+++ GIVEN DATA +++

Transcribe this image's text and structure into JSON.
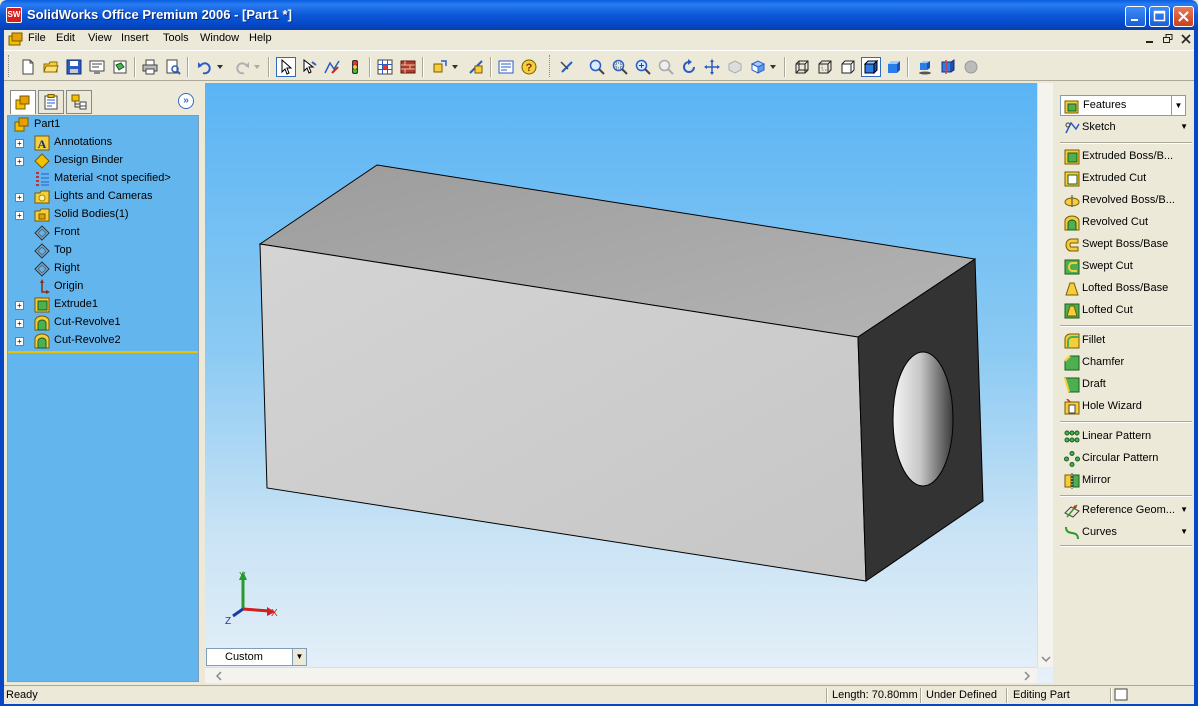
{
  "window": {
    "title": "SolidWorks Office Premium 2006 - [Part1 *]",
    "app_icon_text": "SW"
  },
  "menu": {
    "items": [
      "File",
      "Edit",
      "View",
      "Insert",
      "Tools",
      "Window",
      "Help"
    ]
  },
  "feature_tree": {
    "items": [
      {
        "label": "Part1",
        "icon": "part-icon",
        "expandable": false
      },
      {
        "label": "Annotations",
        "icon": "annotations-icon",
        "expandable": true
      },
      {
        "label": "Design Binder",
        "icon": "design-binder-icon",
        "expandable": true
      },
      {
        "label": "Material <not specified>",
        "icon": "material-icon",
        "expandable": false
      },
      {
        "label": "Lights and Cameras",
        "icon": "lights-icon",
        "expandable": true
      },
      {
        "label": "Solid Bodies(1)",
        "icon": "solid-bodies-icon",
        "expandable": true
      },
      {
        "label": "Front",
        "icon": "plane-icon",
        "expandable": false
      },
      {
        "label": "Top",
        "icon": "plane-icon",
        "expandable": false
      },
      {
        "label": "Right",
        "icon": "plane-icon",
        "expandable": false
      },
      {
        "label": "Origin",
        "icon": "origin-icon",
        "expandable": false
      },
      {
        "label": "Extrude1",
        "icon": "extrude-icon",
        "expandable": true
      },
      {
        "label": "Cut-Revolve1",
        "icon": "revolve-cut-icon",
        "expandable": true
      },
      {
        "label": "Cut-Revolve2",
        "icon": "revolve-cut-icon",
        "expandable": true
      }
    ]
  },
  "view_orientation": "Custom",
  "triad": {
    "x": "X",
    "y": "Y",
    "z": "Z"
  },
  "command_manager": {
    "dropdown": "Features",
    "sketch": "Sketch",
    "groups": [
      [
        {
          "label": "Extruded Boss/B...",
          "icon": "extruded-boss-icon"
        },
        {
          "label": "Extruded Cut",
          "icon": "extruded-cut-icon"
        },
        {
          "label": "Revolved Boss/B...",
          "icon": "revolved-boss-icon"
        },
        {
          "label": "Revolved Cut",
          "icon": "revolved-cut-icon"
        },
        {
          "label": "Swept Boss/Base",
          "icon": "swept-boss-icon"
        },
        {
          "label": "Swept Cut",
          "icon": "swept-cut-icon"
        },
        {
          "label": "Lofted Boss/Base",
          "icon": "lofted-boss-icon"
        },
        {
          "label": "Lofted Cut",
          "icon": "lofted-cut-icon"
        }
      ],
      [
        {
          "label": "Fillet",
          "icon": "fillet-icon"
        },
        {
          "label": "Chamfer",
          "icon": "chamfer-icon"
        },
        {
          "label": "Draft",
          "icon": "draft-icon"
        },
        {
          "label": "Hole Wizard",
          "icon": "hole-wizard-icon"
        }
      ],
      [
        {
          "label": "Linear Pattern",
          "icon": "linear-pattern-icon"
        },
        {
          "label": "Circular Pattern",
          "icon": "circular-pattern-icon"
        },
        {
          "label": "Mirror",
          "icon": "mirror-icon"
        }
      ],
      [
        {
          "label": "Reference Geom...",
          "icon": "reference-geometry-icon"
        },
        {
          "label": "Curves",
          "icon": "curves-icon"
        }
      ]
    ]
  },
  "status": {
    "left": "Ready",
    "length": "Length: 70.80mm",
    "definition": "Under Defined",
    "mode": "Editing Part"
  },
  "colors": {
    "viewport_top": "#5ab4f4",
    "viewport_bottom": "#e6f0f8",
    "tree_background": "#63b5ee",
    "part_top": "#a4a4a4",
    "part_front": "#d0d0d0",
    "part_end": "#333333"
  }
}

+++

SHORT TASK:
Make an exact copy of the whole listing, but don't bring over any pictures.

RESPONSE BELOW:
Transcribe this image's text and structure into JSON.
{
  "window": {
    "title": "SolidWorks Office Premium 2006 - [Part1 *]",
    "app_icon_text": "SW"
  },
  "menu": {
    "items": [
      "File",
      "Edit",
      "View",
      "Insert",
      "Tools",
      "Window",
      "Help"
    ]
  },
  "feature_tree": {
    "items": [
      {
        "label": "Part1",
        "icon": "part-icon",
        "expandable": false
      },
      {
        "label": "Annotations",
        "icon": "annotations-icon",
        "expandable": true
      },
      {
        "label": "Design Binder",
        "icon": "design-binder-icon",
        "expandable": true
      },
      {
        "label": "Material <not specified>",
        "icon": "material-icon",
        "expandable": false
      },
      {
        "label": "Lights and Cameras",
        "icon": "lights-icon",
        "expandable": true
      },
      {
        "label": "Solid Bodies(1)",
        "icon": "solid-bodies-icon",
        "expandable": true
      },
      {
        "label": "Front",
        "icon": "plane-icon",
        "expandable": false
      },
      {
        "label": "Top",
        "icon": "plane-icon",
        "expandable": false
      },
      {
        "label": "Right",
        "icon": "plane-icon",
        "expandable": false
      },
      {
        "label": "Origin",
        "icon": "origin-icon",
        "expandable": false
      },
      {
        "label": "Extrude1",
        "icon": "extrude-icon",
        "expandable": true
      },
      {
        "label": "Cut-Revolve1",
        "icon": "revolve-cut-icon",
        "expandable": true
      },
      {
        "label": "Cut-Revolve2",
        "icon": "revolve-cut-icon",
        "expandable": true
      }
    ]
  },
  "view_orientation": "Custom",
  "triad": {
    "x": "X",
    "y": "Y",
    "z": "Z"
  },
  "command_manager": {
    "dropdown": "Features",
    "sketch": "Sketch",
    "groups": [
      [
        {
          "label": "Extruded Boss/B...",
          "icon": "extruded-boss-icon"
        },
        {
          "label": "Extruded Cut",
          "icon": "extruded-cut-icon"
        },
        {
          "label": "Revolved Boss/B...",
          "icon": "revolved-boss-icon"
        },
        {
          "label": "Revolved Cut",
          "icon": "revolved-cut-icon"
        },
        {
          "label": "Swept Boss/Base",
          "icon": "swept-boss-icon"
        },
        {
          "label": "Swept Cut",
          "icon": "swept-cut-icon"
        },
        {
          "label": "Lofted Boss/Base",
          "icon": "lofted-boss-icon"
        },
        {
          "label": "Lofted Cut",
          "icon": "lofted-cut-icon"
        }
      ],
      [
        {
          "label": "Fillet",
          "icon": "fillet-icon"
        },
        {
          "label": "Chamfer",
          "icon": "chamfer-icon"
        },
        {
          "label": "Draft",
          "icon": "draft-icon"
        },
        {
          "label": "Hole Wizard",
          "icon": "hole-wizard-icon"
        }
      ],
      [
        {
          "label": "Linear Pattern",
          "icon": "linear-pattern-icon"
        },
        {
          "label": "Circular Pattern",
          "icon": "circular-pattern-icon"
        },
        {
          "label": "Mirror",
          "icon": "mirror-icon"
        }
      ],
      [
        {
          "label": "Reference Geom...",
          "icon": "reference-geometry-icon"
        },
        {
          "label": "Curves",
          "icon": "curves-icon"
        }
      ]
    ]
  },
  "status": {
    "left": "Ready",
    "length": "Length: 70.80mm",
    "definition": "Under Defined",
    "mode": "Editing Part"
  },
  "colors": {
    "viewport_top": "#5ab4f4",
    "viewport_bottom": "#e6f0f8",
    "tree_background": "#63b5ee",
    "part_top": "#a4a4a4",
    "part_front": "#d0d0d0",
    "part_end": "#333333"
  }
}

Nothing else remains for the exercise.